- [WORK INSTRUCTIONS] Each line of the listing must be transcribed exactly, except for the images, which should be excluded.

- [DATASET CONTENT]
begin
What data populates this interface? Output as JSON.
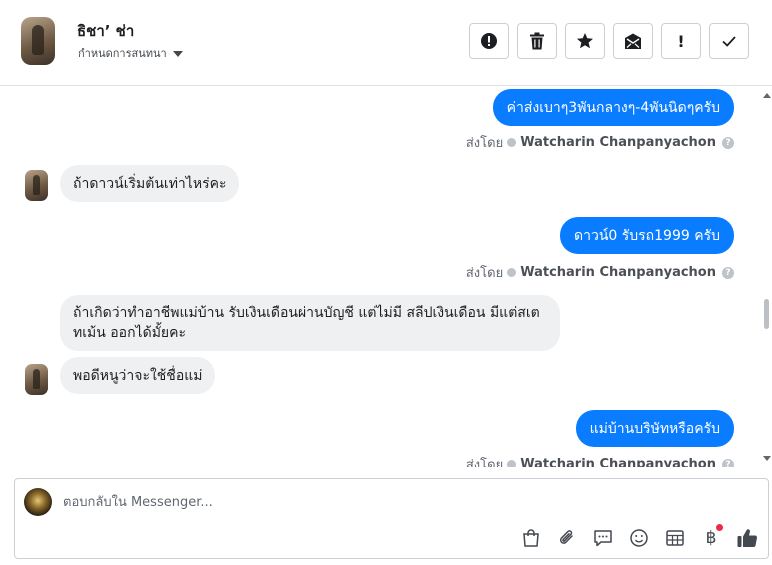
{
  "header": {
    "contact_name": "ธิชา’ ช่า",
    "conversation_settings": "กำหนดการสนทนา",
    "toolbar": [
      {
        "name": "spam-button",
        "icon": "alert-circle-icon"
      },
      {
        "name": "delete-button",
        "icon": "trash-icon"
      },
      {
        "name": "star-button",
        "icon": "star-icon"
      },
      {
        "name": "mark-unread-button",
        "icon": "envelope-icon"
      },
      {
        "name": "follow-up-button",
        "icon": "exclamation-icon",
        "label": "!"
      },
      {
        "name": "mark-done-button",
        "icon": "checkmark-icon"
      }
    ]
  },
  "messages": [
    {
      "direction": "outgoing",
      "text": "ค่าส่งเบาๆ3พันกลางๆ-4พันนิดๆครับ"
    },
    {
      "direction": "outgoing-meta",
      "prefix": "ส่งโดย",
      "sender": "Watcharin Chanpanyachon",
      "help": "?"
    },
    {
      "direction": "incoming",
      "text": "ถ้าดาวน์เริ่มต้นเท่าไหร่คะ"
    },
    {
      "direction": "outgoing",
      "text": "ดาวน์0 รับรถ1999 ครับ"
    },
    {
      "direction": "outgoing-meta",
      "prefix": "ส่งโดย",
      "sender": "Watcharin Chanpanyachon",
      "help": "?"
    },
    {
      "direction": "incoming",
      "text": "ถ้าเกิดว่าทำอาชีพแม่บ้าน รับเงินเดือนผ่านบัญชี  แต่ไม่มี สลีปเงินเดือน  มีแต่สเตทเม้น  ออกได้มั้ยคะ"
    },
    {
      "direction": "incoming",
      "text": "พอดีหนูว่าจะใช้ชื่อแม่"
    },
    {
      "direction": "outgoing",
      "text": "แม่บ้านบริษัทหรือครับ"
    },
    {
      "direction": "outgoing-meta",
      "prefix": "ส่งโดย",
      "sender": "Watcharin Chanpanyachon",
      "help": "?"
    }
  ],
  "composer": {
    "placeholder": "ตอบกลับใน Messenger...",
    "tools": [
      "shopping-bag-icon",
      "paperclip-icon",
      "chat-bubble-icon",
      "smiley-icon",
      "table-icon",
      "baht-icon",
      "thumbs-up-icon"
    ],
    "baht_symbol": "฿",
    "accent_color": "#0a7cff",
    "badge_color": "#f02849"
  }
}
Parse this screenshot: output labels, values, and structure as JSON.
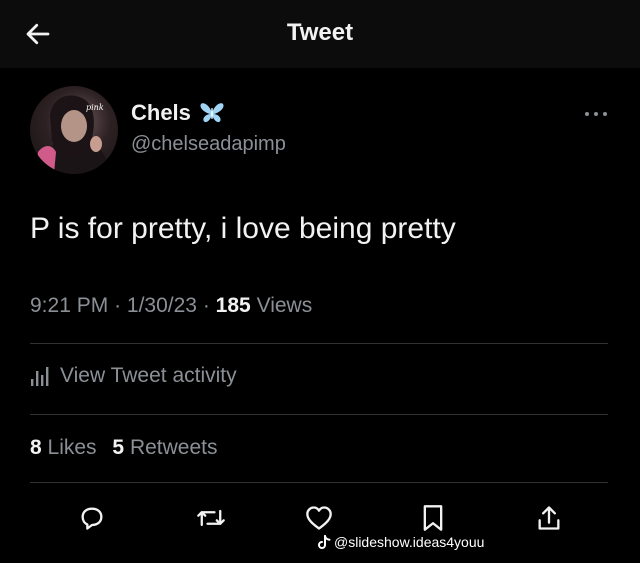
{
  "header": {
    "title": "Tweet",
    "back_icon": "arrow-left-icon"
  },
  "author": {
    "display_name": "Chels",
    "badge_icon": "butterfly-icon",
    "badge_color": "#9fd4f5",
    "handle": "@chelseadapimp",
    "more_icon": "more-horizontal-icon"
  },
  "tweet": {
    "text": "P is for pretty, i love being pretty",
    "time": "9:21 PM",
    "separator": "·",
    "date": "1/30/23",
    "views_count": "185",
    "views_label": "Views"
  },
  "activity": {
    "label": "View Tweet activity",
    "icon": "analytics-icon"
  },
  "stats": {
    "likes_count": "8",
    "likes_label": "Likes",
    "retweets_count": "5",
    "retweets_label": "Retweets"
  },
  "actions": {
    "reply_icon": "reply-icon",
    "retweet_icon": "retweet-icon",
    "like_icon": "heart-icon",
    "bookmark_icon": "bookmark-icon",
    "share_icon": "share-icon"
  },
  "watermark": {
    "icon": "tiktok-icon",
    "text": "@slideshow.ideas4youu"
  },
  "colors": {
    "background": "#000000",
    "header_background": "#0c0c0c",
    "text_primary": "#f2f2f2",
    "text_secondary": "#8b9096",
    "divider": "#2f3336"
  }
}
end
- [ANSWER BELOW]
What data populates this interface? Output as JSON.
{
  "header": {
    "contact_name": "ธิชา’ ช่า",
    "conversation_settings": "กำหนดการสนทนา",
    "toolbar": [
      {
        "name": "spam-button",
        "icon": "alert-circle-icon"
      },
      {
        "name": "delete-button",
        "icon": "trash-icon"
      },
      {
        "name": "star-button",
        "icon": "star-icon"
      },
      {
        "name": "mark-unread-button",
        "icon": "envelope-icon"
      },
      {
        "name": "follow-up-button",
        "icon": "exclamation-icon",
        "label": "!"
      },
      {
        "name": "mark-done-button",
        "icon": "checkmark-icon"
      }
    ]
  },
  "messages": [
    {
      "direction": "outgoing",
      "text": "ค่าส่งเบาๆ3พันกลางๆ-4พันนิดๆครับ"
    },
    {
      "direction": "outgoing-meta",
      "prefix": "ส่งโดย",
      "sender": "Watcharin Chanpanyachon",
      "help": "?"
    },
    {
      "direction": "incoming",
      "text": "ถ้าดาวน์เริ่มต้นเท่าไหร่คะ"
    },
    {
      "direction": "outgoing",
      "text": "ดาวน์0 รับรถ1999 ครับ"
    },
    {
      "direction": "outgoing-meta",
      "prefix": "ส่งโดย",
      "sender": "Watcharin Chanpanyachon",
      "help": "?"
    },
    {
      "direction": "incoming",
      "text": "ถ้าเกิดว่าทำอาชีพแม่บ้าน รับเงินเดือนผ่านบัญชี  แต่ไม่มี สลีปเงินเดือน  มีแต่สเตทเม้น  ออกได้มั้ยคะ"
    },
    {
      "direction": "incoming",
      "text": "พอดีหนูว่าจะใช้ชื่อแม่"
    },
    {
      "direction": "outgoing",
      "text": "แม่บ้านบริษัทหรือครับ"
    },
    {
      "direction": "outgoing-meta",
      "prefix": "ส่งโดย",
      "sender": "Watcharin Chanpanyachon",
      "help": "?"
    }
  ],
  "composer": {
    "placeholder": "ตอบกลับใน Messenger...",
    "tools": [
      "shopping-bag-icon",
      "paperclip-icon",
      "chat-bubble-icon",
      "smiley-icon",
      "table-icon",
      "baht-icon",
      "thumbs-up-icon"
    ],
    "baht_symbol": "฿",
    "accent_color": "#0a7cff",
    "badge_color": "#f02849"
  }
}
Parse this screenshot: output labels, values, and structure as JSON.
{
  "header": {
    "title": "Tweet",
    "back_icon": "arrow-left-icon"
  },
  "author": {
    "display_name": "Chels",
    "badge_icon": "butterfly-icon",
    "badge_color": "#9fd4f5",
    "handle": "@chelseadapimp",
    "more_icon": "more-horizontal-icon"
  },
  "tweet": {
    "text": "P is for pretty, i love being pretty",
    "time": "9:21 PM",
    "separator": "·",
    "date": "1/30/23",
    "views_count": "185",
    "views_label": "Views"
  },
  "activity": {
    "label": "View Tweet activity",
    "icon": "analytics-icon"
  },
  "stats": {
    "likes_count": "8",
    "likes_label": "Likes",
    "retweets_count": "5",
    "retweets_label": "Retweets"
  },
  "actions": {
    "reply_icon": "reply-icon",
    "retweet_icon": "retweet-icon",
    "like_icon": "heart-icon",
    "bookmark_icon": "bookmark-icon",
    "share_icon": "share-icon"
  },
  "watermark": {
    "icon": "tiktok-icon",
    "text": "@slideshow.ideas4youu"
  },
  "colors": {
    "background": "#000000",
    "header_background": "#0c0c0c",
    "text_primary": "#f2f2f2",
    "text_secondary": "#8b9096",
    "divider": "#2f3336"
  }
}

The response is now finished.